→ **Exercise brief**
Filter the data for lines with the word "symbol", then copy every line so identified.
[Begin Supplied entries]
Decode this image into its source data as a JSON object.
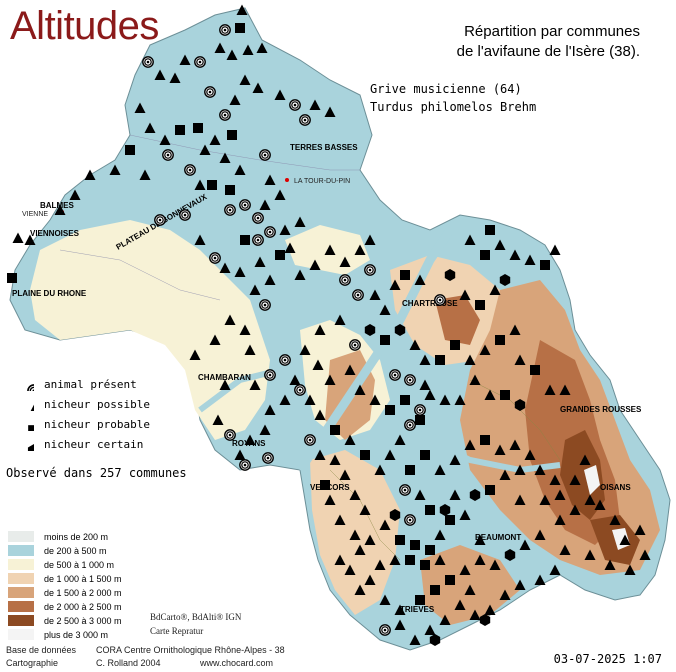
{
  "header": {
    "title": "Altitudes",
    "subtitle_line1": "Répartition par communes",
    "subtitle_line2": "de l'avifaune de l'Isère (38)."
  },
  "species": {
    "common_name": "Grive musicienne  (64)",
    "latin_name": "Turdus philomelos Brehm"
  },
  "observation_summary": "Observé dans 257 communes",
  "legend": [
    {
      "symbol": "circle-target",
      "label": "animal présent"
    },
    {
      "symbol": "triangle",
      "label": "nicheur possible"
    },
    {
      "symbol": "square",
      "label": "nicheur probable"
    },
    {
      "symbol": "hexagon",
      "label": "nicheur certain"
    }
  ],
  "altitude_legend": [
    {
      "label": "moins de 200 m",
      "color": "#e8ecea"
    },
    {
      "label": "de 200 à 500 m",
      "color": "#a9d3dc"
    },
    {
      "label": "de 500 à 1 000 m",
      "color": "#f7f2d6"
    },
    {
      "label": "de 1 000 à 1 500 m",
      "color": "#f0d3b2"
    },
    {
      "label": "de 1 500 à 2 000 m",
      "color": "#d8a47a"
    },
    {
      "label": "de 2 000 à 2 500 m",
      "color": "#b77046"
    },
    {
      "label": "de 2 500 à 3 000 m",
      "color": "#8c4a22"
    },
    {
      "label": "plus de 3 000 m",
      "color": "#f4f4f4"
    }
  ],
  "map_sources": {
    "line1": "BdCarto®, BdAlti® IGN",
    "line2": "Carte Repratur"
  },
  "credits": {
    "database_label": "Base de données",
    "database_value": "CORA Centre Ornithologique Rhône-Alpes - 38",
    "cartography_label": "Cartographie",
    "cartography_value": "C. Rolland 2004",
    "website": "www.chocard.com"
  },
  "date": "03-07-2025 1:07",
  "place_labels": {
    "vienne": "VIENNE",
    "la_tour_du_pin": "LA TOUR-DU-PIN",
    "balmes": "BALMES",
    "viennoises": "VIENNOISES",
    "plaine_du_rhone": "PLAINE DU RHONE",
    "chambaran": "CHAMBARAN",
    "royans": "ROYANS",
    "vercors": "VERCORS",
    "chartreuse": "CHARTREUSE",
    "grandes_rousses": "GRANDES ROUSSES",
    "oisans": "OISANS",
    "beaumont": "BEAUMONT",
    "trieves": "TRIEVES",
    "terres_basses": "TERRES BASSES",
    "plateau_bonnevaux": "PLATEAU DE BONNEVAUX"
  },
  "colors": {
    "title": "#8b1a1a",
    "low_plain": "#a9d3dc",
    "mid": "#f7f2d6",
    "mountain": "#d8a47a",
    "high": "#8c4a22"
  }
}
[End Supplied entries]
→ **Finished exercise**
      "symbol": "circle-target",
      "symbol": "triangle",
      "symbol": "square",
      "symbol": "hexagon",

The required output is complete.